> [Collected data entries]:

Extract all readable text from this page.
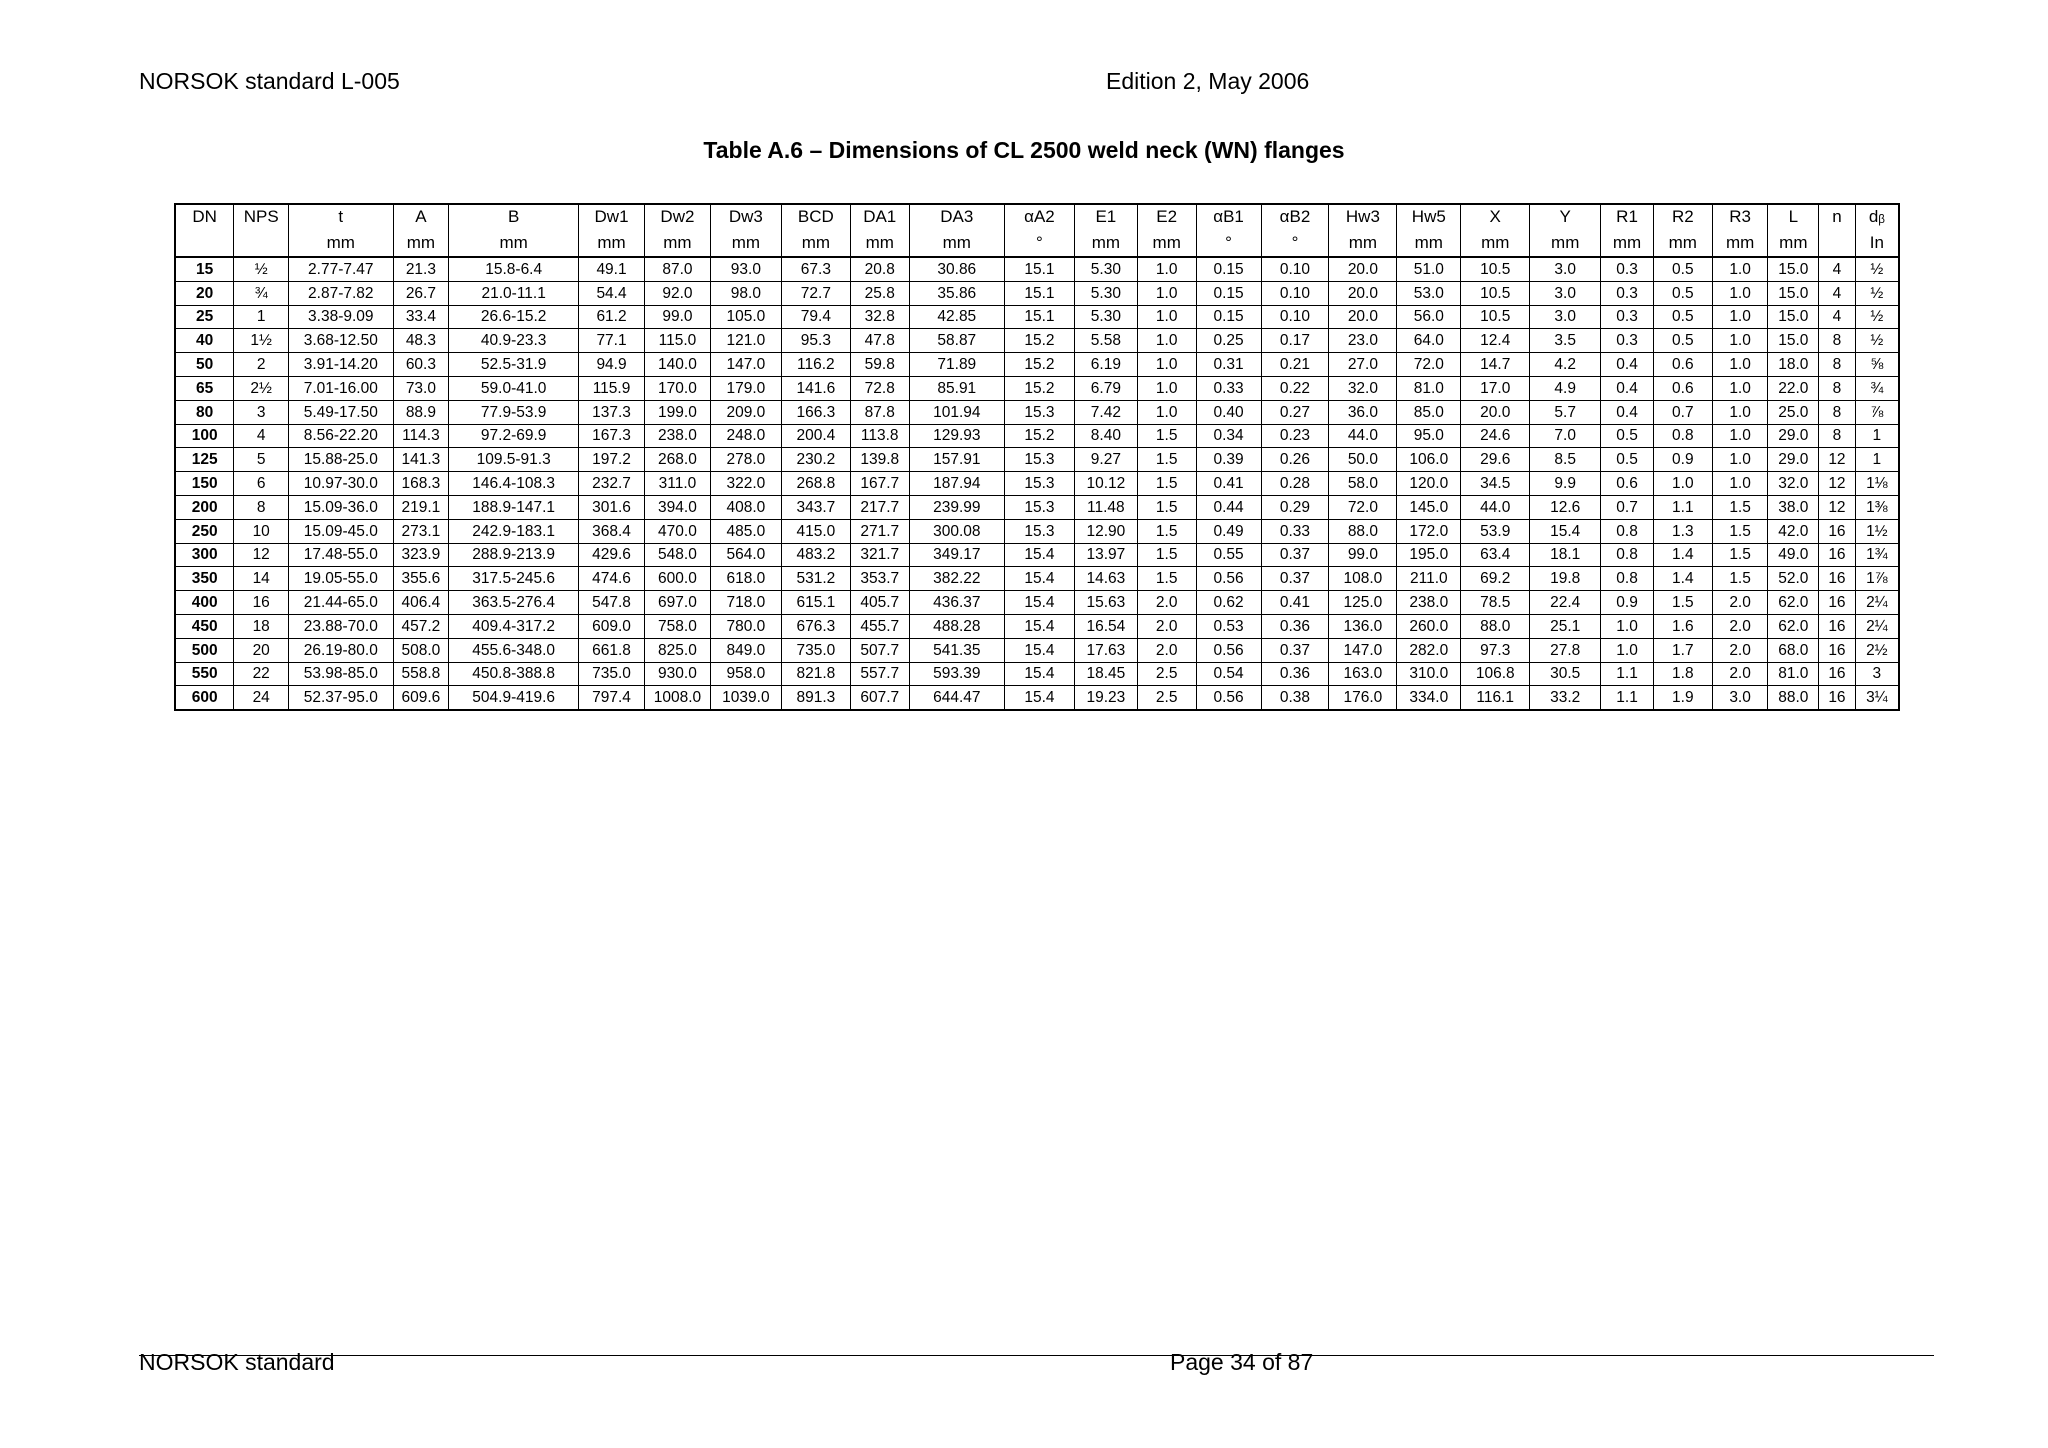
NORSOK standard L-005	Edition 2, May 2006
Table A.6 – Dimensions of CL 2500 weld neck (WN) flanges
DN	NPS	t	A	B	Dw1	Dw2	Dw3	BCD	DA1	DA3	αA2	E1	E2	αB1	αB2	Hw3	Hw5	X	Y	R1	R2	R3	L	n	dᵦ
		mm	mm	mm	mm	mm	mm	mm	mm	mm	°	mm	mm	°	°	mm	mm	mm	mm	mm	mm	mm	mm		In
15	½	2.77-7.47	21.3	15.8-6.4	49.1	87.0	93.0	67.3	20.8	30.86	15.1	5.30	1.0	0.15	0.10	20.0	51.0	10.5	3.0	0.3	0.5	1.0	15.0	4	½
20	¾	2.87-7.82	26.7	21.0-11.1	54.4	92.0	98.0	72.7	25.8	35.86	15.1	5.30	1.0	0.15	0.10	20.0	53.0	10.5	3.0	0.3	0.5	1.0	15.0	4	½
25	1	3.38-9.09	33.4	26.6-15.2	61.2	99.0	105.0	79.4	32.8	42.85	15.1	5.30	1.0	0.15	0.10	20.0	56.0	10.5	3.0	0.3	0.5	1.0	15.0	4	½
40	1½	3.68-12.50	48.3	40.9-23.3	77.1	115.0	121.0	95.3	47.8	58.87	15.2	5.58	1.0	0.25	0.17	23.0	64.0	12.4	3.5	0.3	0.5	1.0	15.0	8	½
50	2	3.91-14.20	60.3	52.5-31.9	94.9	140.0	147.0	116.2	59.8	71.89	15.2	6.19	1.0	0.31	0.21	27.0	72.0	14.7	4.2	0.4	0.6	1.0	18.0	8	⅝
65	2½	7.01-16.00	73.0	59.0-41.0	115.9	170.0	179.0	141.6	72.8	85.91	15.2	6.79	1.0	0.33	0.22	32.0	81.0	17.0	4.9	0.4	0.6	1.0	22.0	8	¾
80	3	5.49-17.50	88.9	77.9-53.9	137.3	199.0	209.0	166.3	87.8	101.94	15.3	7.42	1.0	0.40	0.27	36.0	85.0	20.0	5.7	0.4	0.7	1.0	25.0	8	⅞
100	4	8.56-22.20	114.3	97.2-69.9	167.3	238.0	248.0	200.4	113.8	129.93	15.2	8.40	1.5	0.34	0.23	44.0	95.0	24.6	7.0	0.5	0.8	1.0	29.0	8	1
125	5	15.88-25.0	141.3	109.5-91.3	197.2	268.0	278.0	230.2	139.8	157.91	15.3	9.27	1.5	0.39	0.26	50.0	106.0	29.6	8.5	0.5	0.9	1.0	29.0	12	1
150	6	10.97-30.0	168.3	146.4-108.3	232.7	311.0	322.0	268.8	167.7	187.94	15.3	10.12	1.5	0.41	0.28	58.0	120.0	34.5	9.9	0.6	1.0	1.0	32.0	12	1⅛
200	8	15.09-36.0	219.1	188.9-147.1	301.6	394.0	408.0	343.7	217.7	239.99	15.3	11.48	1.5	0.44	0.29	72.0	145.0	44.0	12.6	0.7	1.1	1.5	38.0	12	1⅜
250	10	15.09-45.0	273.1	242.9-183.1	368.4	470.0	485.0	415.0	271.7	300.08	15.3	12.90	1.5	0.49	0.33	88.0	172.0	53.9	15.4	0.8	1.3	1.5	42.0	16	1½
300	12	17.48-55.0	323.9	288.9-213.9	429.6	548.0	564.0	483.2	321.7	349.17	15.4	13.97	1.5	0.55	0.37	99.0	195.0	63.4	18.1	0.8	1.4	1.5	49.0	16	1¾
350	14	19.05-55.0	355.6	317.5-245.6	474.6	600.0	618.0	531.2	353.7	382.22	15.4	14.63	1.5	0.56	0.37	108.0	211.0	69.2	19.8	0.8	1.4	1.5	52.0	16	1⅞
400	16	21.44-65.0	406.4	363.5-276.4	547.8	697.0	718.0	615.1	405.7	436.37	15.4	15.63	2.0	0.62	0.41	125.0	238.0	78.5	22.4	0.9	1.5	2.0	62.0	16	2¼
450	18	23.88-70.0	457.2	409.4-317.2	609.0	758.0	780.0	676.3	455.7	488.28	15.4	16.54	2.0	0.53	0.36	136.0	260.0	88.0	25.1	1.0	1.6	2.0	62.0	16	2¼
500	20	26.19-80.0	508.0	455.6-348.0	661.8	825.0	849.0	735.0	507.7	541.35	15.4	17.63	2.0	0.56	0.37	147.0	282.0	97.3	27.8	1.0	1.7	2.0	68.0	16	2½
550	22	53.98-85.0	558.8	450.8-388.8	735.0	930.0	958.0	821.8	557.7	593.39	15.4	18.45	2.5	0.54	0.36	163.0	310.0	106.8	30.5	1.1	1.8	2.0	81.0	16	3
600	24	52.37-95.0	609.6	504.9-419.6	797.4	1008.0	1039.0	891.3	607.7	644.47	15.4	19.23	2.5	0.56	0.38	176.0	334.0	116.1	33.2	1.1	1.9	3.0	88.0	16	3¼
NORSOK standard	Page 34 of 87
...
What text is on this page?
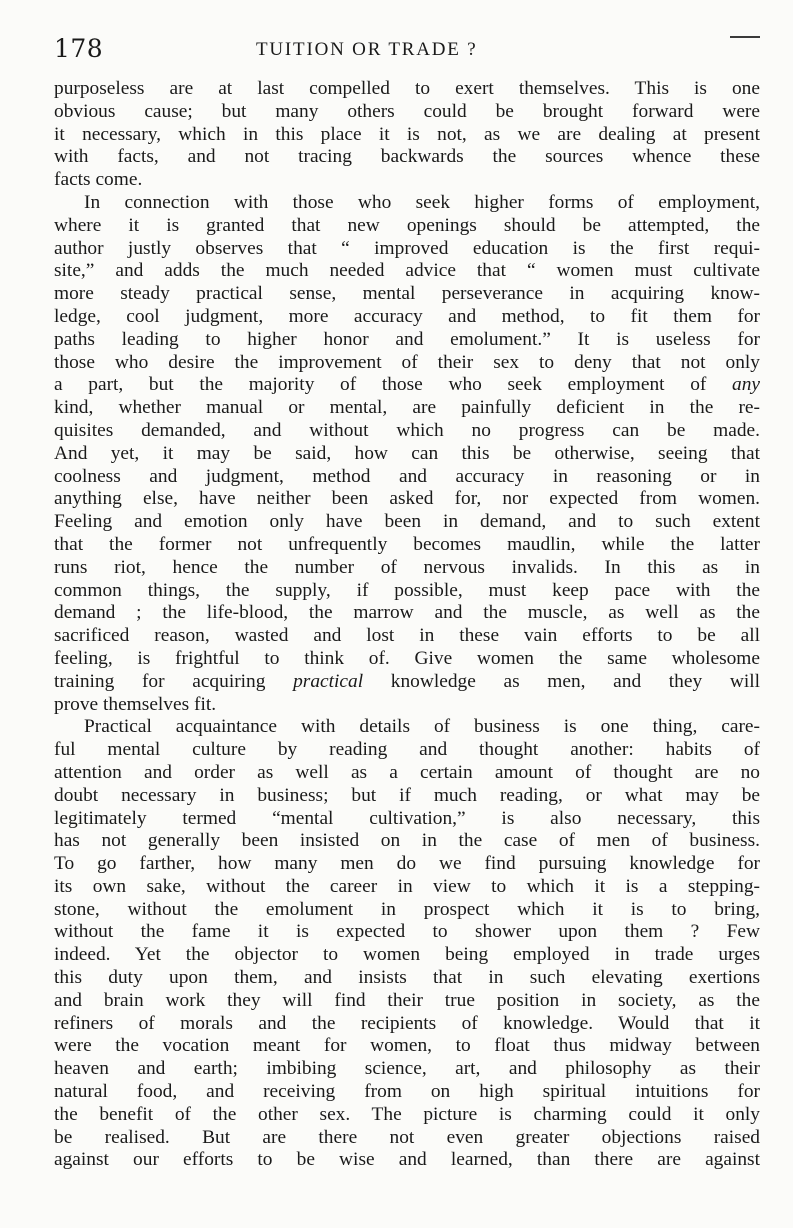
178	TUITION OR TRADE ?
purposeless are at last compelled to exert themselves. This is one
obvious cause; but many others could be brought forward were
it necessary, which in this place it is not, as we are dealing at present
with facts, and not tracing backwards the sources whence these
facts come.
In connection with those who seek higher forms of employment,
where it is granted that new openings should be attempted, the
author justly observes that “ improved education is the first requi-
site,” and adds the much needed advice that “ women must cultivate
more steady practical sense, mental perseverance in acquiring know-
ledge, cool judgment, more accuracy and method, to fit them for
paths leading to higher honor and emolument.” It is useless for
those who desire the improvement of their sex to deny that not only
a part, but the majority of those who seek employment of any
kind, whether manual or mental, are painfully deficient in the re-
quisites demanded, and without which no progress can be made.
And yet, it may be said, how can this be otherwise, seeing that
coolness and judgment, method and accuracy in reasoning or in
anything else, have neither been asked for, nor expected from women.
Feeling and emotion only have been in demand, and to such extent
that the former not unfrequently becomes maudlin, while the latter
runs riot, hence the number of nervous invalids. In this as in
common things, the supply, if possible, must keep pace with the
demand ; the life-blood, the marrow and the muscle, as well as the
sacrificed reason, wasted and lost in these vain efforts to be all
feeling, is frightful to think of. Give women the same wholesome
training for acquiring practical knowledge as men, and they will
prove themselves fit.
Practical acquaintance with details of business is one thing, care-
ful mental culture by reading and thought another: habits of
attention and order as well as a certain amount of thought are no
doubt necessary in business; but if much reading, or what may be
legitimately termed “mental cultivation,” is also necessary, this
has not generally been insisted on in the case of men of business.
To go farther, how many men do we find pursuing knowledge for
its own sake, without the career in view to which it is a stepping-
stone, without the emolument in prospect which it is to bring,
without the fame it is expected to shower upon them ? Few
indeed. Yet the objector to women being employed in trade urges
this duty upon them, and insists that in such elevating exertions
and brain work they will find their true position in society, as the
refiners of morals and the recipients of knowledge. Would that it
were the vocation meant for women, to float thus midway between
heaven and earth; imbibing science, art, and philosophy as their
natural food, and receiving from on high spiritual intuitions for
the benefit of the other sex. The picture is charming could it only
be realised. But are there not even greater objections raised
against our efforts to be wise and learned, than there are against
---
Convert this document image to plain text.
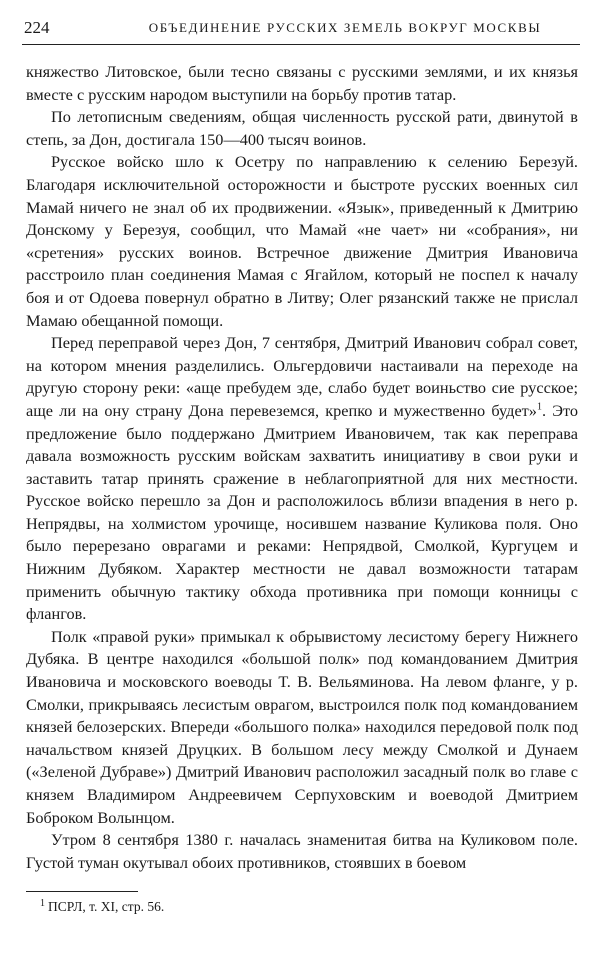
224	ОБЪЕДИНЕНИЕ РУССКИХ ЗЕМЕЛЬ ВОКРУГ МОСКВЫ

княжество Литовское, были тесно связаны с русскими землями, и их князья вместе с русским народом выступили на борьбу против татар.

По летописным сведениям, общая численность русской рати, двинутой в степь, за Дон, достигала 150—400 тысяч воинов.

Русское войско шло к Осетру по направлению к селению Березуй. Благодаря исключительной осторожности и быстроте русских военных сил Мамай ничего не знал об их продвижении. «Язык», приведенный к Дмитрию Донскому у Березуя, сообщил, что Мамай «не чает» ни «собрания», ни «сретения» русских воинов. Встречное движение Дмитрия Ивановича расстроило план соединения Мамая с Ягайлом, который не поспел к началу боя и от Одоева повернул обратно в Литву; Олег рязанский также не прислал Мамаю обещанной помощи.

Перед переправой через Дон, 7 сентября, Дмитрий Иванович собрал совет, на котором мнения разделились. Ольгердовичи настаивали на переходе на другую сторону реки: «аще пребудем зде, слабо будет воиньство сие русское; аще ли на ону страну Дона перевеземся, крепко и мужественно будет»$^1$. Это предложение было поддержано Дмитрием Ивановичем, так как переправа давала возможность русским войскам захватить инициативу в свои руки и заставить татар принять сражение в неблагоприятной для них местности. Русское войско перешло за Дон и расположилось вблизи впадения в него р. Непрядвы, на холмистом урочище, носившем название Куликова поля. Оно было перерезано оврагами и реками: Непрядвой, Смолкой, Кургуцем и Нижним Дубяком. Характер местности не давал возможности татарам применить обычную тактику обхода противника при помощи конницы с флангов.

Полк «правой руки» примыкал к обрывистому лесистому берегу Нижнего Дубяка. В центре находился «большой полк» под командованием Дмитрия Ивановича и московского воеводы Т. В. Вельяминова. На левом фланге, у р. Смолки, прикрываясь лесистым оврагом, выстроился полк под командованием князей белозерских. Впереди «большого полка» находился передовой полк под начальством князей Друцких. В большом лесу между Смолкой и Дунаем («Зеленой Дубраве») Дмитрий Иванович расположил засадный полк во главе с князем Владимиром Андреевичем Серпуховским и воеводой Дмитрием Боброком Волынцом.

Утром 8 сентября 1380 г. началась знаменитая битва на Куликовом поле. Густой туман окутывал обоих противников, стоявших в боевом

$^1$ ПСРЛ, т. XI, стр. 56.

> [What you will do]: Return every line from the records above that holds the word "many".

> [Result]:
obvious cause; but many others could be brought forward were
To go farther, how many men do we find pursuing knowledge for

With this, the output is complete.